INPUT MATERIAL

────────────────────

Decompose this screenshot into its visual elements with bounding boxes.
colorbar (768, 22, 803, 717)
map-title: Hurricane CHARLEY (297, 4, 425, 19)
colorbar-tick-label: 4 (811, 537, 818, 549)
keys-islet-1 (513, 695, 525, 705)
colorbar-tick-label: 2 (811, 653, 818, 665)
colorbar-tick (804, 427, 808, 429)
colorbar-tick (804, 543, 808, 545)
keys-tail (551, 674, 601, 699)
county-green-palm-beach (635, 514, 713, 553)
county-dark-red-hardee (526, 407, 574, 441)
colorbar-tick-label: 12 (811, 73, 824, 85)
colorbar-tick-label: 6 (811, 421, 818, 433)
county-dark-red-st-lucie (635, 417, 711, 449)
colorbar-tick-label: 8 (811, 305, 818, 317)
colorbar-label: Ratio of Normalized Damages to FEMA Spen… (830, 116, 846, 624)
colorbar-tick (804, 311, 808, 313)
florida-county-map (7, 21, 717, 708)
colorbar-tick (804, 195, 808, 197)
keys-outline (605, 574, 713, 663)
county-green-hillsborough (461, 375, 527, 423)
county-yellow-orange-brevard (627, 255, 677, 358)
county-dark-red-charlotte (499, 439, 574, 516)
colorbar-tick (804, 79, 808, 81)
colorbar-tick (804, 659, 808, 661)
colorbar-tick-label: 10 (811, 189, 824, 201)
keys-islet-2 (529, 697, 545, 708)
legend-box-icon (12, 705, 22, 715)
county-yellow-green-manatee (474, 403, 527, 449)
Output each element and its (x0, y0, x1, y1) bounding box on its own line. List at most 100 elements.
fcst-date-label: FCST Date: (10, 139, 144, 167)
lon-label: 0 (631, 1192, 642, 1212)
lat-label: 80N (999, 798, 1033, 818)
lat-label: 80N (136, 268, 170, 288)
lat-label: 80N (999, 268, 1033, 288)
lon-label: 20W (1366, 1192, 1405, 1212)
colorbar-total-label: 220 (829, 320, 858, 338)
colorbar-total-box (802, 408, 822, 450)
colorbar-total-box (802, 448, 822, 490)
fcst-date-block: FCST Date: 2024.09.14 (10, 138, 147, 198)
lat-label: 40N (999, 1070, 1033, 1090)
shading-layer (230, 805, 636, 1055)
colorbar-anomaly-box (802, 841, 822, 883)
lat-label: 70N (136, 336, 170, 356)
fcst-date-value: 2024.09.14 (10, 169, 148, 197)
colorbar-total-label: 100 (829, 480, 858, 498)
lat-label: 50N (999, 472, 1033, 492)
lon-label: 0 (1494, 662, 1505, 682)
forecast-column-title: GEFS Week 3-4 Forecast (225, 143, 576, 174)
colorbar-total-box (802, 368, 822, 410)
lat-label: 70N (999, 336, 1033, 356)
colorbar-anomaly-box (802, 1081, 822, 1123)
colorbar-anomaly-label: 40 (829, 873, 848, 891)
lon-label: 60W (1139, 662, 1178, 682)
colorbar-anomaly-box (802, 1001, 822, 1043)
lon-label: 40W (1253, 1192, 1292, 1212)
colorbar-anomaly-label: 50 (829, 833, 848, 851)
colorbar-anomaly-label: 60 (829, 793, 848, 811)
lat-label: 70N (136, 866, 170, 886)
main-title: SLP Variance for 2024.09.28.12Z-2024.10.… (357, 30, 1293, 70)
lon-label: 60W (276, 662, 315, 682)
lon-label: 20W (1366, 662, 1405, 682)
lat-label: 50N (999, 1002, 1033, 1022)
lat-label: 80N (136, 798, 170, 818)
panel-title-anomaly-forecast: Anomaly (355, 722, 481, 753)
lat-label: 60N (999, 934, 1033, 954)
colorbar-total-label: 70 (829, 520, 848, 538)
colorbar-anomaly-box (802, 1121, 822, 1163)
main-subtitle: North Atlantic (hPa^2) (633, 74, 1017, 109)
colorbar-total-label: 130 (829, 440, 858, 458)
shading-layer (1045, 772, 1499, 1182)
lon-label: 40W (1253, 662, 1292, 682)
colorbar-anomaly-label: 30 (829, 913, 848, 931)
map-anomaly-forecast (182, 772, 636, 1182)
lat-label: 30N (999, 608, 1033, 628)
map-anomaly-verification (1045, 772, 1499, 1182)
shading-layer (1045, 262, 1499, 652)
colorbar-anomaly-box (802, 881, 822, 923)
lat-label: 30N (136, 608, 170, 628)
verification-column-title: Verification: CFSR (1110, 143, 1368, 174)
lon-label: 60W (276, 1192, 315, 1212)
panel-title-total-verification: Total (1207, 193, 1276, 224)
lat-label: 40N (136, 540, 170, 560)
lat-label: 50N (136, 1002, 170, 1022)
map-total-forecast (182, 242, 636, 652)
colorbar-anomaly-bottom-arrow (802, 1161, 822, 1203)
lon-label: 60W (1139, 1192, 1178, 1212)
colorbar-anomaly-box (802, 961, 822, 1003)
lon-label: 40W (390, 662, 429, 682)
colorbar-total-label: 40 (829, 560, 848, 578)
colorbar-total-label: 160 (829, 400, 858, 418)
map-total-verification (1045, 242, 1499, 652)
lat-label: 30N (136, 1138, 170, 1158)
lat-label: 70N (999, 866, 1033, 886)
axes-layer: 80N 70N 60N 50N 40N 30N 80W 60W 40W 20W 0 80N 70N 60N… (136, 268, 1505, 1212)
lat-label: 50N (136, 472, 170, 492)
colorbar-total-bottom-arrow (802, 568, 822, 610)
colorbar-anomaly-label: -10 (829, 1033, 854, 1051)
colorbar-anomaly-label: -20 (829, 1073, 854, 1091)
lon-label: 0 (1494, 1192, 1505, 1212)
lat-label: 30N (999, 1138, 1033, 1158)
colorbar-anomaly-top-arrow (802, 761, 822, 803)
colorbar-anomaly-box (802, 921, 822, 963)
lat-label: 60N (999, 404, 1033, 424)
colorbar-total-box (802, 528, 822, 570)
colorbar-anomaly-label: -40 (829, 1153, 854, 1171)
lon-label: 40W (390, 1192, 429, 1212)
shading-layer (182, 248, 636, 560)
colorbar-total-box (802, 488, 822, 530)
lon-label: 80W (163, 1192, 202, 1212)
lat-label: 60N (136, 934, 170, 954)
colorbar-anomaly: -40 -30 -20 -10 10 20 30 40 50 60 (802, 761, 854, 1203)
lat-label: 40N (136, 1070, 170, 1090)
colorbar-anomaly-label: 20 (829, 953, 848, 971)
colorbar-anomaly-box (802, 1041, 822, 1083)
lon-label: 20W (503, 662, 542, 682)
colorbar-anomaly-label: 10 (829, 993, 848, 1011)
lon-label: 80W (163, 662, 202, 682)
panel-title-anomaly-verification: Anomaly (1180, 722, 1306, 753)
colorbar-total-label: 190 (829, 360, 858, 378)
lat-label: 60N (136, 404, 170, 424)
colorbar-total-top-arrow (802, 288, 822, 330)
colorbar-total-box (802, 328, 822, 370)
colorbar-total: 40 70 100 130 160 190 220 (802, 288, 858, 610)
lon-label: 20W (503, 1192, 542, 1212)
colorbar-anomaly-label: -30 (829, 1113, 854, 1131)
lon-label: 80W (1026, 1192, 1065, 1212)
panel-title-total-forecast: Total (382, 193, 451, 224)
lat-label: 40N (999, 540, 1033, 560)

────────────────────

WHAT IS ASKED
Put the lines of the material above into a numbered list, leaving out any blank lines.

TASK OUTPUT
1. Decompose this screenshot into its visual elements with bounding boxes.
2. colorbar (768, 22, 803, 717)
3. map-title: Hurricane CHARLEY (297, 4, 425, 19)
4. colorbar-tick-label: 4 (811, 537, 818, 549)
5. keys-islet-1 (513, 695, 525, 705)
6. colorbar-tick-label: 2 (811, 653, 818, 665)
7. colorbar-tick (804, 427, 808, 429)
8. colorbar-tick (804, 543, 808, 545)
9. keys-tail (551, 674, 601, 699)
10. county-green-palm-beach (635, 514, 713, 553)
11. county-dark-red-hardee (526, 407, 574, 441)
12. colorbar-tick-label: 12 (811, 73, 824, 85)
13. colorbar-tick-label: 6 (811, 421, 818, 433)
14. county-dark-red-st-lucie (635, 417, 711, 449)
15. colorbar-tick-label: 8 (811, 305, 818, 317)
16. colorbar-label: Ratio of Normalized Damages to FEMA Spen… (830, 116, 846, 624)
17. colorbar-tick (804, 311, 808, 313)
18. florida-county-map (7, 21, 717, 708)
19. colorbar-tick (804, 195, 808, 197)
20. keys-outline (605, 574, 713, 663)
21. county-green-hillsborough (461, 375, 527, 423)
22. county-yellow-orange-brevard (627, 255, 677, 358)
23. county-dark-red-charlotte (499, 439, 574, 516)
24. colorbar-tick (804, 79, 808, 81)
25. colorbar-tick (804, 659, 808, 661)
26. colorbar-tick-label: 10 (811, 189, 824, 201)
27. keys-islet-2 (529, 697, 545, 708)
28. legend-box-icon (12, 705, 22, 715)
29. county-yellow-green-manatee (474, 403, 527, 449)
30. Output each element and its (x0, y0, x1, y1) bounding box on its own line. List at most 100 elements.
31. fcst-date-label: FCST Date: (10, 139, 144, 167)
32. lon-label: 0 (631, 1192, 642, 1212)
33. lat-label: 80N (999, 798, 1033, 818)
34. lat-label: 80N (136, 268, 170, 288)
35. lat-label: 80N (999, 268, 1033, 288)
36. lon-label: 20W (1366, 1192, 1405, 1212)
37. colorbar-total-label: 220 (829, 320, 858, 338)
38. colorbar-total-box (802, 408, 822, 450)
39. colorbar-total-box (802, 448, 822, 490)
40. fcst-date-block: FCST Date: 2024.09.14 (10, 138, 147, 198)
41. lat-label: 40N (999, 1070, 1033, 1090)
42. shading-layer (230, 805, 636, 1055)
43. colorbar-anomaly-box (802, 841, 822, 883)
44. lat-label: 70N (136, 336, 170, 356)
45. fcst-date-value: 2024.09.14 (10, 169, 148, 197)
46. colorbar-total-label: 100 (829, 480, 858, 498)
47. lat-label: 50N (999, 472, 1033, 492)
48. lon-label: 0 (1494, 662, 1505, 682)
49. forecast-column-title: GEFS Week 3-4 Forecast (225, 143, 576, 174)
50. colorbar-total-box (802, 368, 822, 410)
51. lat-label: 70N (999, 336, 1033, 356)
52. colorbar-anomaly-box (802, 1081, 822, 1123)
53. colorbar-anomaly-label: 40 (829, 873, 848, 891)
54. lon-label: 60W (1139, 662, 1178, 682)
55. colorbar-anomaly-box (802, 1001, 822, 1043)
56. lon-label: 40W (1253, 1192, 1292, 1212)
57. colorbar-anomaly-label: 50 (829, 833, 848, 851)
58. colorbar-anomaly-label: 60 (829, 793, 848, 811)
59. lat-label: 70N (136, 866, 170, 886)
60. main-title: SLP Variance for 2024.09.28.12Z-2024.10.… (357, 30, 1293, 70)
61. lon-label: 60W (276, 662, 315, 682)
62. lon-label: 20W (1366, 662, 1405, 682)
63. lat-label: 50N (999, 1002, 1033, 1022)
64. lat-label: 80N (136, 798, 170, 818)
65. panel-title-anomaly-forecast: Anomaly (355, 722, 481, 753)
66. lat-label: 60N (999, 934, 1033, 954)
67. colorbar-total-label: 70 (829, 520, 848, 538)
68. colorbar-anomaly-box (802, 1121, 822, 1163)
69. main-subtitle: North Atlantic (hPa^2) (633, 74, 1017, 109)
70. colorbar-total-label: 130 (829, 440, 858, 458)
71. shading-layer (1045, 772, 1499, 1182)
72. lon-label: 40W (1253, 662, 1292, 682)
73. colorbar-anomaly-label: 30 (829, 913, 848, 931)
74. map-anomaly-forecast (182, 772, 636, 1182)
75. lat-label: 30N (999, 608, 1033, 628)
76. map-anomaly-verification (1045, 772, 1499, 1182)
77. shading-layer (1045, 262, 1499, 652)
78. colorbar-anomaly-box (802, 881, 822, 923)
79. lat-label: 30N (136, 608, 170, 628)
80. verification-column-title: Verification: CFSR (1110, 143, 1368, 174)
81. lon-label: 60W (276, 1192, 315, 1212)
82. panel-title-total-verification: Total (1207, 193, 1276, 224)
83. lat-label: 40N (136, 540, 170, 560)
84. lat-label: 50N (136, 1002, 170, 1022)
85. map-total-forecast (182, 242, 636, 652)
86. colorbar-anomaly-bottom-arrow (802, 1161, 822, 1203)
87. lon-label: 60W (1139, 1192, 1178, 1212)
88. colorbar-anomaly-box (802, 961, 822, 1003)
89. lon-label: 40W (390, 662, 429, 682)
90. colorbar-total-label: 40 (829, 560, 848, 578)
91. colorbar-total-label: 160 (829, 400, 858, 418)
92. map-total-verification (1045, 242, 1499, 652)
93. lat-label: 30N (136, 1138, 170, 1158)
94. lat-label: 70N (999, 866, 1033, 886)
95. axes-layer: 80N 70N 60N 50N 40N 30N 80W 60W 40W 20W 0 80N 70N 60N… (136, 268, 1505, 1212)
96. lat-label: 50N (136, 472, 170, 492)
97. colorbar-total-bottom-arrow (802, 568, 822, 610)
98. colorbar-anomaly-label: -10 (829, 1033, 854, 1051)
99. colorbar-anomaly-label: -20 (829, 1073, 854, 1091)
100. lon-label: 0 (1494, 1192, 1505, 1212)
101. lat-label: 30N (999, 1138, 1033, 1158)
102. colorbar-anomaly-top-arrow (802, 761, 822, 803)
103. colorbar-anomaly-box (802, 921, 822, 963)
104. lat-label: 60N (999, 404, 1033, 424)
105. colorbar-total-box (802, 528, 822, 570)
106. colorbar-anomaly-label: -40 (829, 1153, 854, 1171)
107. lon-label: 40W (390, 1192, 429, 1212)
108. shading-layer (182, 248, 636, 560)
109. colorbar-total-box (802, 488, 822, 530)
110. lon-label: 80W (163, 1192, 202, 1212)
111. lat-label: 60N (136, 934, 170, 954)
112. colorbar-anomaly: -40 -30 -20 -10 10 20 30 40 50 60 (802, 761, 854, 1203)
113. lat-label: 40N (136, 1070, 170, 1090)
114. colorbar-anomaly-label: 20 (829, 953, 848, 971)
115. colorbar-anomaly-box (802, 1041, 822, 1083)
116. lon-label: 20W (503, 662, 542, 682)
117. colorbar-anomaly-label: 10 (829, 993, 848, 1011)
118. lon-label: 80W (163, 662, 202, 682)
119. panel-title-anomaly-verification: Anomaly (1180, 722, 1306, 753)
120. colorbar-total-label: 190 (829, 360, 858, 378)
121. lat-label: 60N (136, 404, 170, 424)
122. colorbar-total-top-arrow (802, 288, 822, 330)
123. colorbar-total-box (802, 328, 822, 370)
124. colorbar-total: 40 70 100 130 160 190 220 (802, 288, 858, 610)
125. lon-label: 20W (503, 1192, 542, 1212)
126. colorbar-anomaly-label: -30 (829, 1113, 854, 1131)
127. lon-label: 80W (1026, 1192, 1065, 1212)
128. panel-title-total-forecast: Total (382, 193, 451, 224)
129. lat-label: 40N (999, 540, 1033, 560)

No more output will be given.